**Problem description**
Please retype the data in full and exactly; the pictures are not part of the copy.

**Records for this task**
START

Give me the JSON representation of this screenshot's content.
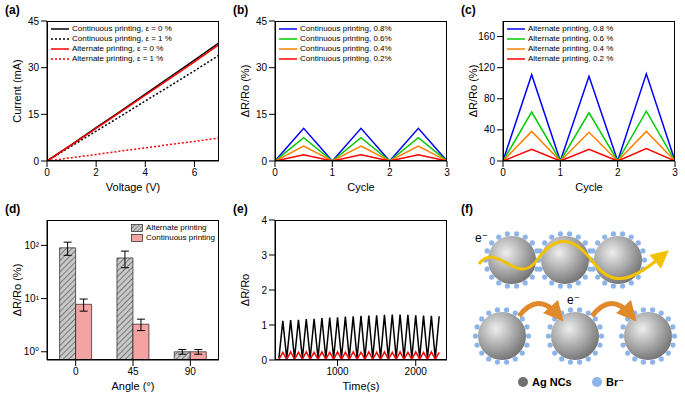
{
  "chart_data": [
    {
      "type": "line",
      "title": "(a)",
      "x_label": "Voltage (V)",
      "y_label": "Current (mA)",
      "x": [
        0,
        1,
        2,
        3,
        4,
        5,
        6,
        7
      ],
      "xlim": [
        0,
        7
      ],
      "xticks": [
        0,
        2,
        4,
        6
      ],
      "ylim": [
        0,
        45
      ],
      "yticks": [
        0,
        15,
        30,
        45
      ],
      "legend": "upper left",
      "series": [
        {
          "name": "Continuous printing, ε = 0 %",
          "color": "#000000",
          "line_style": "solid",
          "values": [
            0,
            5.3,
            10.7,
            16,
            21.5,
            27,
            32.4,
            38
          ]
        },
        {
          "name": "Continuous printing, ε = 1 %",
          "color": "#000000",
          "line_style": "dotted",
          "values": [
            0,
            4.8,
            9.6,
            14.4,
            19.3,
            24.1,
            29,
            34
          ]
        },
        {
          "name": "Alternate printing, ε = 0 %",
          "color": "#ff0000",
          "line_style": "solid",
          "values": [
            0,
            5.2,
            10.5,
            15.8,
            21.2,
            26.5,
            31.9,
            37.4
          ]
        },
        {
          "name": "Alternate printing, ε = 1 %",
          "color": "#ff0000",
          "line_style": "dotted",
          "values": [
            0,
            1.05,
            2.1,
            3.2,
            4.2,
            5.3,
            6.3,
            7.4
          ]
        }
      ]
    },
    {
      "type": "line",
      "title": "(b)",
      "x_label": "Cycle",
      "y_label": "ΔR/Ro (%)",
      "x": [
        0,
        0.5,
        1,
        1.5,
        2,
        2.5,
        3
      ],
      "xlim": [
        0,
        3
      ],
      "xticks": [
        0,
        1,
        2,
        3
      ],
      "ylim": [
        0,
        45
      ],
      "yticks": [
        0,
        15,
        30,
        45
      ],
      "legend": "upper left",
      "series": [
        {
          "name": "Continuous printing, 0.8%",
          "color": "#0000ff",
          "line_style": "solid",
          "values": [
            0,
            10.5,
            0,
            10.5,
            0,
            10.5,
            0
          ]
        },
        {
          "name": "Continuous printing, 0.6%",
          "color": "#00cc00",
          "line_style": "solid",
          "values": [
            0,
            7.5,
            0,
            7.5,
            0,
            7.5,
            0
          ]
        },
        {
          "name": "Continuous printing, 0.4%",
          "color": "#ff8000",
          "line_style": "solid",
          "values": [
            0,
            4.8,
            0,
            4.8,
            0,
            4.8,
            0
          ]
        },
        {
          "name": "Continuous printing, 0.2%",
          "color": "#ff0000",
          "line_style": "solid",
          "values": [
            0,
            2,
            0,
            2,
            0,
            2,
            0
          ]
        }
      ]
    },
    {
      "type": "line",
      "title": "(c)",
      "x_label": "Cycle",
      "y_label": "ΔR/Ro (%)",
      "x": [
        0,
        0.5,
        1,
        1.5,
        2,
        2.5,
        3
      ],
      "xlim": [
        0,
        3
      ],
      "xticks": [
        0,
        1,
        2,
        3
      ],
      "ylim": [
        0,
        180
      ],
      "yticks": [
        0,
        40,
        80,
        120,
        160
      ],
      "legend": "upper left",
      "series": [
        {
          "name": "Alternate printing, 0.8 %",
          "color": "#0000ff",
          "line_style": "solid",
          "values": [
            0,
            111,
            0,
            109,
            0,
            112,
            0
          ]
        },
        {
          "name": "Alternate printing, 0.6 %",
          "color": "#00cc00",
          "line_style": "solid",
          "values": [
            0,
            63,
            0,
            62,
            0,
            64,
            0
          ]
        },
        {
          "name": "Alternate printing, 0.4 %",
          "color": "#ff8000",
          "line_style": "solid",
          "values": [
            0,
            38,
            0,
            37,
            0,
            38,
            0
          ]
        },
        {
          "name": "Alternate printing, 0.2 %",
          "color": "#ff0000",
          "line_style": "solid",
          "values": [
            0,
            15,
            0,
            15,
            0,
            16,
            0
          ]
        }
      ]
    },
    {
      "type": "bar",
      "title": "(d)",
      "x_label": "Angle (°)",
      "y_label": "ΔR/Ro (%)",
      "categories": [
        "0",
        "45",
        "90"
      ],
      "log": "y",
      "ylim": [
        0.7,
        300
      ],
      "yticks": [
        {
          "value": 1,
          "label": "10⁰"
        },
        {
          "value": 10,
          "label": "10¹"
        },
        {
          "value": 100,
          "label": "10²"
        }
      ],
      "legend": "upper right",
      "series": [
        {
          "name": "Alternate printing",
          "color": "#c8c8c8",
          "values": [
            90,
            58,
            1.0
          ],
          "errors": [
            25,
            20,
            0.1
          ]
        },
        {
          "name": "Continuous printing",
          "color": "#f4a3a3",
          "values": [
            7.8,
            3.3,
            1.0
          ],
          "errors": [
            2,
            0.8,
            0.1
          ]
        }
      ]
    },
    {
      "type": "line",
      "title": "(e)",
      "x_label": "Time(s)",
      "y_label": "ΔR/Ro",
      "x": [
        250,
        300,
        350,
        400,
        450,
        500,
        550,
        600,
        650,
        700,
        750,
        800,
        850,
        900,
        950,
        1000,
        1050,
        1100,
        1150,
        1200,
        1250,
        1300,
        1350,
        1400,
        1450,
        1500,
        1550,
        1600,
        1650,
        1700,
        1750,
        1800,
        1850,
        1900,
        1950,
        2000,
        2050,
        2100,
        2150,
        2200,
        2250,
        2300
      ],
      "xlim": [
        200,
        2400
      ],
      "xticks": [
        1000,
        2000
      ],
      "ylim": [
        0,
        4
      ],
      "yticks": [
        0,
        1,
        2,
        3,
        4
      ],
      "series": [
        {
          "color": "#000000",
          "line_style": "solid",
          "values": [
            0.05,
            1.12,
            0.05,
            1.14,
            0.05,
            1.15,
            0.05,
            1.17,
            0.05,
            1.18,
            0.05,
            1.2,
            0.05,
            1.21,
            0.05,
            1.22,
            0.05,
            1.24,
            0.05,
            1.25,
            0.05,
            1.26,
            0.05,
            1.27,
            0.05,
            1.28,
            0.05,
            1.29,
            0.05,
            1.3,
            0.05,
            1.3,
            0.05,
            1.29,
            0.05,
            1.28,
            0.05,
            1.27,
            0.05,
            1.26,
            0.05,
            1.25
          ]
        },
        {
          "color": "#ff0000",
          "line_style": "solid",
          "values": [
            0.02,
            0.22,
            0.02,
            0.23,
            0.02,
            0.22,
            0.02,
            0.23,
            0.02,
            0.22,
            0.02,
            0.23,
            0.02,
            0.22,
            0.02,
            0.23,
            0.02,
            0.22,
            0.02,
            0.23,
            0.02,
            0.22,
            0.02,
            0.23,
            0.02,
            0.22,
            0.02,
            0.23,
            0.02,
            0.22,
            0.02,
            0.23,
            0.02,
            0.22,
            0.02,
            0.23,
            0.02,
            0.22,
            0.02,
            0.23,
            0.02,
            0.22
          ]
        }
      ]
    }
  ],
  "diagram": {
    "title": "(f)",
    "top_row": {
      "electron_label": "e⁻"
    },
    "bottom_row": {
      "electron_label": "e⁻"
    },
    "legend": [
      {
        "label": "Ag NCs",
        "color": "#707070"
      },
      {
        "label": "Br⁻",
        "color": "#8fb4e8"
      }
    ]
  }
}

END

**Result below**
Give me the JSON representation of this screenshot's content.
{
  "chart_data": [
    {
      "type": "line",
      "title": "(a)",
      "x_label": "Voltage (V)",
      "y_label": "Current (mA)",
      "x": [
        0,
        1,
        2,
        3,
        4,
        5,
        6,
        7
      ],
      "xlim": [
        0,
        7
      ],
      "xticks": [
        0,
        2,
        4,
        6
      ],
      "ylim": [
        0,
        45
      ],
      "yticks": [
        0,
        15,
        30,
        45
      ],
      "legend": "upper left",
      "series": [
        {
          "name": "Continuous printing, ε = 0 %",
          "color": "#000000",
          "line_style": "solid",
          "values": [
            0,
            5.3,
            10.7,
            16,
            21.5,
            27,
            32.4,
            38
          ]
        },
        {
          "name": "Continuous printing, ε = 1 %",
          "color": "#000000",
          "line_style": "dotted",
          "values": [
            0,
            4.8,
            9.6,
            14.4,
            19.3,
            24.1,
            29,
            34
          ]
        },
        {
          "name": "Alternate printing, ε = 0 %",
          "color": "#ff0000",
          "line_style": "solid",
          "values": [
            0,
            5.2,
            10.5,
            15.8,
            21.2,
            26.5,
            31.9,
            37.4
          ]
        },
        {
          "name": "Alternate printing, ε = 1 %",
          "color": "#ff0000",
          "line_style": "dotted",
          "values": [
            0,
            1.05,
            2.1,
            3.2,
            4.2,
            5.3,
            6.3,
            7.4
          ]
        }
      ]
    },
    {
      "type": "line",
      "title": "(b)",
      "x_label": "Cycle",
      "y_label": "ΔR/Ro (%)",
      "x": [
        0,
        0.5,
        1,
        1.5,
        2,
        2.5,
        3
      ],
      "xlim": [
        0,
        3
      ],
      "xticks": [
        0,
        1,
        2,
        3
      ],
      "ylim": [
        0,
        45
      ],
      "yticks": [
        0,
        15,
        30,
        45
      ],
      "legend": "upper left",
      "series": [
        {
          "name": "Continuous printing, 0.8%",
          "color": "#0000ff",
          "line_style": "solid",
          "values": [
            0,
            10.5,
            0,
            10.5,
            0,
            10.5,
            0
          ]
        },
        {
          "name": "Continuous printing, 0.6%",
          "color": "#00cc00",
          "line_style": "solid",
          "values": [
            0,
            7.5,
            0,
            7.5,
            0,
            7.5,
            0
          ]
        },
        {
          "name": "Continuous printing, 0.4%",
          "color": "#ff8000",
          "line_style": "solid",
          "values": [
            0,
            4.8,
            0,
            4.8,
            0,
            4.8,
            0
          ]
        },
        {
          "name": "Continuous printing, 0.2%",
          "color": "#ff0000",
          "line_style": "solid",
          "values": [
            0,
            2,
            0,
            2,
            0,
            2,
            0
          ]
        }
      ]
    },
    {
      "type": "line",
      "title": "(c)",
      "x_label": "Cycle",
      "y_label": "ΔR/Ro (%)",
      "x": [
        0,
        0.5,
        1,
        1.5,
        2,
        2.5,
        3
      ],
      "xlim": [
        0,
        3
      ],
      "xticks": [
        0,
        1,
        2,
        3
      ],
      "ylim": [
        0,
        180
      ],
      "yticks": [
        0,
        40,
        80,
        120,
        160
      ],
      "legend": "upper left",
      "series": [
        {
          "name": "Alternate printing, 0.8 %",
          "color": "#0000ff",
          "line_style": "solid",
          "values": [
            0,
            111,
            0,
            109,
            0,
            112,
            0
          ]
        },
        {
          "name": "Alternate printing, 0.6 %",
          "color": "#00cc00",
          "line_style": "solid",
          "values": [
            0,
            63,
            0,
            62,
            0,
            64,
            0
          ]
        },
        {
          "name": "Alternate printing, 0.4 %",
          "color": "#ff8000",
          "line_style": "solid",
          "values": [
            0,
            38,
            0,
            37,
            0,
            38,
            0
          ]
        },
        {
          "name": "Alternate printing, 0.2 %",
          "color": "#ff0000",
          "line_style": "solid",
          "values": [
            0,
            15,
            0,
            15,
            0,
            16,
            0
          ]
        }
      ]
    },
    {
      "type": "bar",
      "title": "(d)",
      "x_label": "Angle (°)",
      "y_label": "ΔR/Ro (%)",
      "categories": [
        "0",
        "45",
        "90"
      ],
      "log": "y",
      "ylim": [
        0.7,
        300
      ],
      "yticks": [
        {
          "value": 1,
          "label": "10⁰"
        },
        {
          "value": 10,
          "label": "10¹"
        },
        {
          "value": 100,
          "label": "10²"
        }
      ],
      "legend": "upper right",
      "series": [
        {
          "name": "Alternate printing",
          "color": "#c8c8c8",
          "values": [
            90,
            58,
            1.0
          ],
          "errors": [
            25,
            20,
            0.1
          ]
        },
        {
          "name": "Continuous printing",
          "color": "#f4a3a3",
          "values": [
            7.8,
            3.3,
            1.0
          ],
          "errors": [
            2,
            0.8,
            0.1
          ]
        }
      ]
    },
    {
      "type": "line",
      "title": "(e)",
      "x_label": "Time(s)",
      "y_label": "ΔR/Ro",
      "x": [
        250,
        300,
        350,
        400,
        450,
        500,
        550,
        600,
        650,
        700,
        750,
        800,
        850,
        900,
        950,
        1000,
        1050,
        1100,
        1150,
        1200,
        1250,
        1300,
        1350,
        1400,
        1450,
        1500,
        1550,
        1600,
        1650,
        1700,
        1750,
        1800,
        1850,
        1900,
        1950,
        2000,
        2050,
        2100,
        2150,
        2200,
        2250,
        2300
      ],
      "xlim": [
        200,
        2400
      ],
      "xticks": [
        1000,
        2000
      ],
      "ylim": [
        0,
        4
      ],
      "yticks": [
        0,
        1,
        2,
        3,
        4
      ],
      "series": [
        {
          "color": "#000000",
          "line_style": "solid",
          "values": [
            0.05,
            1.12,
            0.05,
            1.14,
            0.05,
            1.15,
            0.05,
            1.17,
            0.05,
            1.18,
            0.05,
            1.2,
            0.05,
            1.21,
            0.05,
            1.22,
            0.05,
            1.24,
            0.05,
            1.25,
            0.05,
            1.26,
            0.05,
            1.27,
            0.05,
            1.28,
            0.05,
            1.29,
            0.05,
            1.3,
            0.05,
            1.3,
            0.05,
            1.29,
            0.05,
            1.28,
            0.05,
            1.27,
            0.05,
            1.26,
            0.05,
            1.25
          ]
        },
        {
          "color": "#ff0000",
          "line_style": "solid",
          "values": [
            0.02,
            0.22,
            0.02,
            0.23,
            0.02,
            0.22,
            0.02,
            0.23,
            0.02,
            0.22,
            0.02,
            0.23,
            0.02,
            0.22,
            0.02,
            0.23,
            0.02,
            0.22,
            0.02,
            0.23,
            0.02,
            0.22,
            0.02,
            0.23,
            0.02,
            0.22,
            0.02,
            0.23,
            0.02,
            0.22,
            0.02,
            0.23,
            0.02,
            0.22,
            0.02,
            0.23,
            0.02,
            0.22,
            0.02,
            0.23,
            0.02,
            0.22
          ]
        }
      ]
    }
  ],
  "diagram": {
    "title": "(f)",
    "top_row": {
      "electron_label": "e⁻"
    },
    "bottom_row": {
      "electron_label": "e⁻"
    },
    "legend": [
      {
        "label": "Ag NCs",
        "color": "#707070"
      },
      {
        "label": "Br⁻",
        "color": "#8fb4e8"
      }
    ]
  }
}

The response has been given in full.